> **Work to complete**
Report the count of lines containing the word "control" in these records, with no other text.

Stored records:
════════
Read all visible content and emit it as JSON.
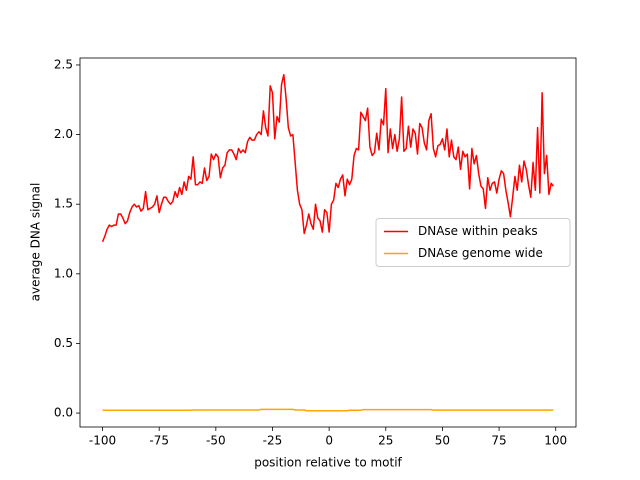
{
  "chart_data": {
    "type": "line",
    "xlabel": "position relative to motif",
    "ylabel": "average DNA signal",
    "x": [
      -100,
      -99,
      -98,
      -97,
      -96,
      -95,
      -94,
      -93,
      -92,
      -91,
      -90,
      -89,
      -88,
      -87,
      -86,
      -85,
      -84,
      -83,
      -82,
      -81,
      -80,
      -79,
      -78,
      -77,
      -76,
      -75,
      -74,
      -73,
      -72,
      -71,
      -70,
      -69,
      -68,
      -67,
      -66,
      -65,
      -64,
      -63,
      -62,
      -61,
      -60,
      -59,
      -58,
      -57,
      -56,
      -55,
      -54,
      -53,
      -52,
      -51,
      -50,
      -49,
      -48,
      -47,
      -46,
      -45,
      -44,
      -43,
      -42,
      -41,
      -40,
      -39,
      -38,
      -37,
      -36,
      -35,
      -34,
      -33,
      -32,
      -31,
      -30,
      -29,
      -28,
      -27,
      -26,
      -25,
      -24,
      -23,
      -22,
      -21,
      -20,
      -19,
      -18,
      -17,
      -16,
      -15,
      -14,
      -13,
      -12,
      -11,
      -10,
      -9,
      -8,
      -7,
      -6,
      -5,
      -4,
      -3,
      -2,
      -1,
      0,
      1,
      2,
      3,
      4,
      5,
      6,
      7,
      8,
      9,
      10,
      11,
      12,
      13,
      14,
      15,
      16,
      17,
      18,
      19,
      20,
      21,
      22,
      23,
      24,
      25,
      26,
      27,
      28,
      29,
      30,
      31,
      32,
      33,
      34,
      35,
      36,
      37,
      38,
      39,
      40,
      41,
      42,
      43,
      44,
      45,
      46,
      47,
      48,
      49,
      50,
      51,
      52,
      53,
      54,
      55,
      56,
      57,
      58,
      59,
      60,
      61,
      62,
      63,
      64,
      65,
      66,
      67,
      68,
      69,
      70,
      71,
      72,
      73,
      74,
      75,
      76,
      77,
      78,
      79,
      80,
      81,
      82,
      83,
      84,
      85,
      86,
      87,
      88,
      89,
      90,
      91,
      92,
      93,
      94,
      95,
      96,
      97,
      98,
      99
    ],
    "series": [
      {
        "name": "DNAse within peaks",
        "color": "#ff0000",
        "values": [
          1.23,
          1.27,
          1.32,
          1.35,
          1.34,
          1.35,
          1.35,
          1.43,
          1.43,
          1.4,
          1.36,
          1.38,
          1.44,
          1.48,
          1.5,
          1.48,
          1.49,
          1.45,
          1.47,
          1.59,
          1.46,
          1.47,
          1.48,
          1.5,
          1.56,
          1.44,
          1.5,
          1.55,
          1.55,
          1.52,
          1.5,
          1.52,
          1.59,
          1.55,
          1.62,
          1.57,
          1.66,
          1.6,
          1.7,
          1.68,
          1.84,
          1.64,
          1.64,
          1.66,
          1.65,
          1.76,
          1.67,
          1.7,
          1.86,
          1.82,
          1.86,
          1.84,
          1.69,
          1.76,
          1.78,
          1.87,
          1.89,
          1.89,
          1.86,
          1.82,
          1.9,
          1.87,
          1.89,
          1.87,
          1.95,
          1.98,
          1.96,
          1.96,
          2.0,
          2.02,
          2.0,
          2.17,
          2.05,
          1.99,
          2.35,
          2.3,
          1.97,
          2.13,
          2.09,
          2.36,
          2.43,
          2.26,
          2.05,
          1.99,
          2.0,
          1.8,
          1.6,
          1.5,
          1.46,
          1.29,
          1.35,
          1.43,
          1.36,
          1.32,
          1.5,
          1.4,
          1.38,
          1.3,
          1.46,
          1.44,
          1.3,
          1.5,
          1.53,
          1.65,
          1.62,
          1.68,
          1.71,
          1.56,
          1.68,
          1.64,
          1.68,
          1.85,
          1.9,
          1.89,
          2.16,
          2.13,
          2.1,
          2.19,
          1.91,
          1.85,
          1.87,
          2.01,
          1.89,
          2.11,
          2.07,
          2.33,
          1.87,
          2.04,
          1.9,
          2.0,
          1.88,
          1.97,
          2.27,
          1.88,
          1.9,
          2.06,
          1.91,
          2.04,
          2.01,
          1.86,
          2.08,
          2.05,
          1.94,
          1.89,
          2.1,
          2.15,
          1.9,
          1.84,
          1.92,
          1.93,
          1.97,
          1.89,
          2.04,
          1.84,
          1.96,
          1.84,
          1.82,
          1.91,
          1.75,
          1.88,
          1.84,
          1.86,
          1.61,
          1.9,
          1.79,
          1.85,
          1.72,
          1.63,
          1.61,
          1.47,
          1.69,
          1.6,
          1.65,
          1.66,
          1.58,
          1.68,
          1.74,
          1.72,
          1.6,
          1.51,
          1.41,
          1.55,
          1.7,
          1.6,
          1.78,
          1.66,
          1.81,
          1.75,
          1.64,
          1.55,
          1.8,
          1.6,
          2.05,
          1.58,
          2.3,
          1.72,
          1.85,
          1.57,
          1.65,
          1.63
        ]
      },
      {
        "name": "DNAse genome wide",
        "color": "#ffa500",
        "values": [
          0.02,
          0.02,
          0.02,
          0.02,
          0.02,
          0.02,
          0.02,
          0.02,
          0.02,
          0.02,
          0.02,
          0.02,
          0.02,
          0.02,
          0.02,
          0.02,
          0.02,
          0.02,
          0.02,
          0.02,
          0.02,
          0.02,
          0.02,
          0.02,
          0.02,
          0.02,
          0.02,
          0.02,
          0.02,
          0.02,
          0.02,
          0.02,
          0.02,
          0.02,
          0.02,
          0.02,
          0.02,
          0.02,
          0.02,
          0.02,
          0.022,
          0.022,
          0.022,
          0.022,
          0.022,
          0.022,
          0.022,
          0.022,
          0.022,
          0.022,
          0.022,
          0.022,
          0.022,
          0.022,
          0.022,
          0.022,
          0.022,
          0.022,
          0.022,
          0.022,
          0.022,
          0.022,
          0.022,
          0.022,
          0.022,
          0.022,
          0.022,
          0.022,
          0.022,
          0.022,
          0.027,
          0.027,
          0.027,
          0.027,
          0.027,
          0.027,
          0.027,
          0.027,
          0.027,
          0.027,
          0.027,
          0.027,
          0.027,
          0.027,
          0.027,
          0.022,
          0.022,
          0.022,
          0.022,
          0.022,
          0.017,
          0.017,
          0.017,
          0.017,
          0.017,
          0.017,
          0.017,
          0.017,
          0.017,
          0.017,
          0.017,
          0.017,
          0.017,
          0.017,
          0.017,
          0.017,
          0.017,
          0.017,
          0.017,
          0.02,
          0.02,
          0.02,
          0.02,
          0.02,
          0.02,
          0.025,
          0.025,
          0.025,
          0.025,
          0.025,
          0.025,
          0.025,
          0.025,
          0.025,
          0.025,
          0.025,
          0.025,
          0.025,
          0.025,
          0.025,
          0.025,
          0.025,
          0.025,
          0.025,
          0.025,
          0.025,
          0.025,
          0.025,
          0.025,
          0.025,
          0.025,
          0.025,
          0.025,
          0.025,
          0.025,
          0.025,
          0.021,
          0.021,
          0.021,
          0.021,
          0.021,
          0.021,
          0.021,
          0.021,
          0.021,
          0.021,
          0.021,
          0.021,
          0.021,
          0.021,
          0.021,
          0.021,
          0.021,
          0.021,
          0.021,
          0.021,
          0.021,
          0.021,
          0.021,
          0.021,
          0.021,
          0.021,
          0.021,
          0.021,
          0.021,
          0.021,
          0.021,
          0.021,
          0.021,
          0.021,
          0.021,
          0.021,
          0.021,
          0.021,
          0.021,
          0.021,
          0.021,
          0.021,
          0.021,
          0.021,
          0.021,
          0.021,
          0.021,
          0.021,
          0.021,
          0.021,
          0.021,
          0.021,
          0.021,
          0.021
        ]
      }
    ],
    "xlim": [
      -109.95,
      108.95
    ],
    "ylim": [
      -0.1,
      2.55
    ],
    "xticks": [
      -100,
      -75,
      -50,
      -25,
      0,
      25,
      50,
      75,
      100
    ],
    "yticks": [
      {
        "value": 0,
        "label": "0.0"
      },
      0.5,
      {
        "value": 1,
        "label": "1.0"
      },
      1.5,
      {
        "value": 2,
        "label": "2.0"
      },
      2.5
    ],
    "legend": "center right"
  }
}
════════
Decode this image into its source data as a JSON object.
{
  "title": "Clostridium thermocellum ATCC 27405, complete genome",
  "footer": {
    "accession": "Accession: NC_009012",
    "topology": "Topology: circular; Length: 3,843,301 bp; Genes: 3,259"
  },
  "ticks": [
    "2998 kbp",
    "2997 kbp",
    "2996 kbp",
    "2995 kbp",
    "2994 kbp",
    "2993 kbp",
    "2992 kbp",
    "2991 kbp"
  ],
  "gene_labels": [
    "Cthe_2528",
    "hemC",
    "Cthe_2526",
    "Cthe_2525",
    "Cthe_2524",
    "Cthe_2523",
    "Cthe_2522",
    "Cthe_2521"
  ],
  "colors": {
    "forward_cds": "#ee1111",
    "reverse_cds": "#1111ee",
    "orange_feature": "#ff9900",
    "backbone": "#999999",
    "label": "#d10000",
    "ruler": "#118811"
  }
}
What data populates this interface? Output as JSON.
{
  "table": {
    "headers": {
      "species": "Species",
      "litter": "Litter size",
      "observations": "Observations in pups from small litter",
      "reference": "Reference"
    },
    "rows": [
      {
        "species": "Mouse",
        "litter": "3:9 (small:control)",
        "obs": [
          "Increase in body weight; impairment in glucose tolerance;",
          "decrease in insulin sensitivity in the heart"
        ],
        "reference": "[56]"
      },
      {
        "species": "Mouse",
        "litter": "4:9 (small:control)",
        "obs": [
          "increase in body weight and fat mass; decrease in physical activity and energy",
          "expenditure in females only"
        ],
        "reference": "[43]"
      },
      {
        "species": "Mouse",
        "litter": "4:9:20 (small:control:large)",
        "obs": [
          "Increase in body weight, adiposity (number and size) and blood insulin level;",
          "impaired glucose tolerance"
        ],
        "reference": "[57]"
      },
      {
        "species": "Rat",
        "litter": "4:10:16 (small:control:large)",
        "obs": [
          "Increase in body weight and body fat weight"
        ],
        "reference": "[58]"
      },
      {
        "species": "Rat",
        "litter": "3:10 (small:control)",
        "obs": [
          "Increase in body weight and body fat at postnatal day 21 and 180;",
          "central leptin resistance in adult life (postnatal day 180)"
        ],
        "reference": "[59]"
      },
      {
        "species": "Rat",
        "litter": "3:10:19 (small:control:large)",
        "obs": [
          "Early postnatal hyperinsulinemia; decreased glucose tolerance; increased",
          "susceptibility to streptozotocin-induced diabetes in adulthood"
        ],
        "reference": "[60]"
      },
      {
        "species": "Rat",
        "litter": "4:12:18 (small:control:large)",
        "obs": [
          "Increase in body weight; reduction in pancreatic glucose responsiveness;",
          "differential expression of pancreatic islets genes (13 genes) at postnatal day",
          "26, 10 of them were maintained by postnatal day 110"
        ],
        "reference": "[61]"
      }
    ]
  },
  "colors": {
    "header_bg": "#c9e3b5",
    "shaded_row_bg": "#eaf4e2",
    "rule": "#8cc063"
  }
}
════════
> **Result**
7